__DATA RECORDS__.
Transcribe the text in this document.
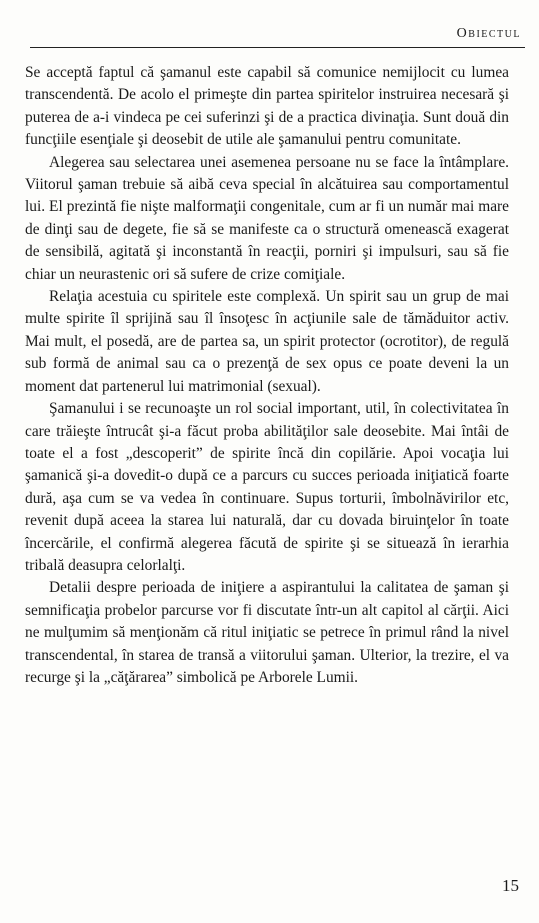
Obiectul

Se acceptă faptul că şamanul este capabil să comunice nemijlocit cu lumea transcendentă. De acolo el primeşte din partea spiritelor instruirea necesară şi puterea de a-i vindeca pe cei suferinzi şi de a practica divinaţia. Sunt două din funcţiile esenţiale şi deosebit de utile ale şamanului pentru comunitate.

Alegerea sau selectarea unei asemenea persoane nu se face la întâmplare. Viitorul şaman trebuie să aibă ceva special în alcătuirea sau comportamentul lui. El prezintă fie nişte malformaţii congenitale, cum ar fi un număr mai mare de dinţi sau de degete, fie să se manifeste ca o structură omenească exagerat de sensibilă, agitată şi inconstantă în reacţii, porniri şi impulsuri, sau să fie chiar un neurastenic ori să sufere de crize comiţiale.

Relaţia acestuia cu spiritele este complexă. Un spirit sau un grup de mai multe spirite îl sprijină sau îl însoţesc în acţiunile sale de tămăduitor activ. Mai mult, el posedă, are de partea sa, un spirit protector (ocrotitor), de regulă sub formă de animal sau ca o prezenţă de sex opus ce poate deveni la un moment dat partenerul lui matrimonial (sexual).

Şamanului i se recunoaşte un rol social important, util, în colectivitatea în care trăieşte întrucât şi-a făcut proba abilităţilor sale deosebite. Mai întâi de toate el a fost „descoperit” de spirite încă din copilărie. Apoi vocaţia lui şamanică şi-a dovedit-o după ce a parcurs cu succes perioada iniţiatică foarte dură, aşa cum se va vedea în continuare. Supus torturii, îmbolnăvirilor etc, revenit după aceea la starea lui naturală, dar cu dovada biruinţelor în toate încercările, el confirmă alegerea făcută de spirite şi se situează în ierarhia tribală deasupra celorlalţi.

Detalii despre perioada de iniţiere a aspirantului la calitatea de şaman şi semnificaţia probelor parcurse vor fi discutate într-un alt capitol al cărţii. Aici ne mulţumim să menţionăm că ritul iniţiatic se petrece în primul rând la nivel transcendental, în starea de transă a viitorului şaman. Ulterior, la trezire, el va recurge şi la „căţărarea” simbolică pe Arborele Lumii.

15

==

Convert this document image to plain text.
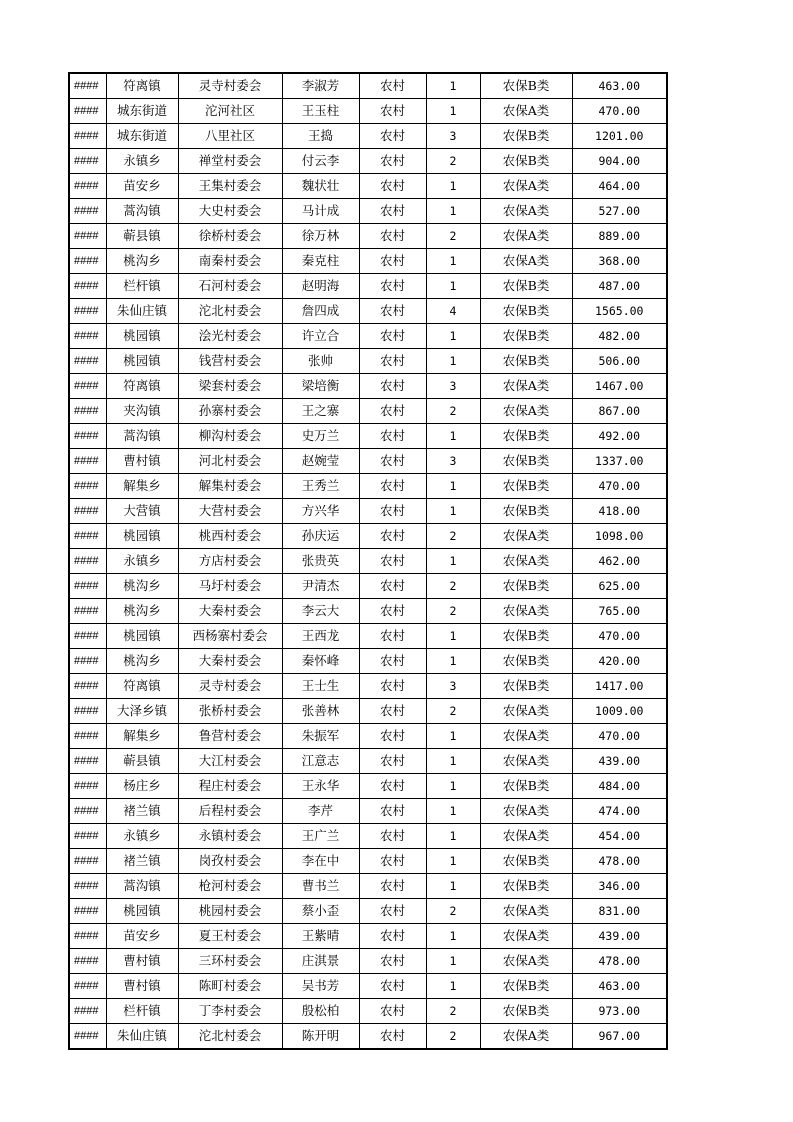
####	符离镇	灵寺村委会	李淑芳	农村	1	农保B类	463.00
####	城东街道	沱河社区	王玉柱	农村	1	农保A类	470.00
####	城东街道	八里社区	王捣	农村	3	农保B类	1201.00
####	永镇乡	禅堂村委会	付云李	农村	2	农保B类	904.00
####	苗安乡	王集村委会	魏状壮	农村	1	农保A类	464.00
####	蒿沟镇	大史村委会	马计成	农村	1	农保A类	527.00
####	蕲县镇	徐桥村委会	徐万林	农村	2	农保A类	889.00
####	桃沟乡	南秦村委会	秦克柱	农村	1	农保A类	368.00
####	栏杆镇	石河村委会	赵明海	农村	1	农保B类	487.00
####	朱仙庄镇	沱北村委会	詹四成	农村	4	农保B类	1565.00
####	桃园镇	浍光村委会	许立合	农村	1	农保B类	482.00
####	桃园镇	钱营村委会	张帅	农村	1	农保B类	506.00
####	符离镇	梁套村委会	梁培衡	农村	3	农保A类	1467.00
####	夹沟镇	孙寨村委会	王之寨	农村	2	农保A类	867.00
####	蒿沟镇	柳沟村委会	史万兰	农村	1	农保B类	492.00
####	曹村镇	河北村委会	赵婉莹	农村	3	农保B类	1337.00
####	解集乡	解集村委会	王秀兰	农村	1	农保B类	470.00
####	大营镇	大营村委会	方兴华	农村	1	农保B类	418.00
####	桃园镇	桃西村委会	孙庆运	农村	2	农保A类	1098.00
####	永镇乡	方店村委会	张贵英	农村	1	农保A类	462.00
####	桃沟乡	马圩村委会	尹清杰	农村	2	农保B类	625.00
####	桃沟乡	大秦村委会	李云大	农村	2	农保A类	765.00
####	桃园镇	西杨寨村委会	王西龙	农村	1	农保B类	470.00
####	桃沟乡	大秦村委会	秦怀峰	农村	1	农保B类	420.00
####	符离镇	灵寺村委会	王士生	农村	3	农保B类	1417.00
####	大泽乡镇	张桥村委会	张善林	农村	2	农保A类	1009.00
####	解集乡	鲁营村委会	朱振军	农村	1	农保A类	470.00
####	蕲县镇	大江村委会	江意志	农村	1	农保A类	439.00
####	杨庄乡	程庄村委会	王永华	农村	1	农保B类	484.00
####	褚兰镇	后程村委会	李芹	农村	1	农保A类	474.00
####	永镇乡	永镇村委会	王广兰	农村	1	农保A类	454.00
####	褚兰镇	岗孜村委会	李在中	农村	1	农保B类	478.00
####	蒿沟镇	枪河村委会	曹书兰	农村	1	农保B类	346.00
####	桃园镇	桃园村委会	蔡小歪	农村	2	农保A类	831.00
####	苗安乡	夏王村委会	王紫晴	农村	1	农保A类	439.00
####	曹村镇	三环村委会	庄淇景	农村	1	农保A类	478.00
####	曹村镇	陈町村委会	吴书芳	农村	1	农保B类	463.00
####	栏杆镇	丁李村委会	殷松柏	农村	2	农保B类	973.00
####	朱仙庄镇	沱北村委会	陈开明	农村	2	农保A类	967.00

__PROBLEM STATEMENT__. From the data above, show each line that contains "大秦村委会".

__CORRECT OUTPUT__.
####	桃沟乡	大秦村委会	李云大	农村	2	农保A类	765.00
####	桃沟乡	大秦村委会	秦怀峰	农村	1	农保B类	420.00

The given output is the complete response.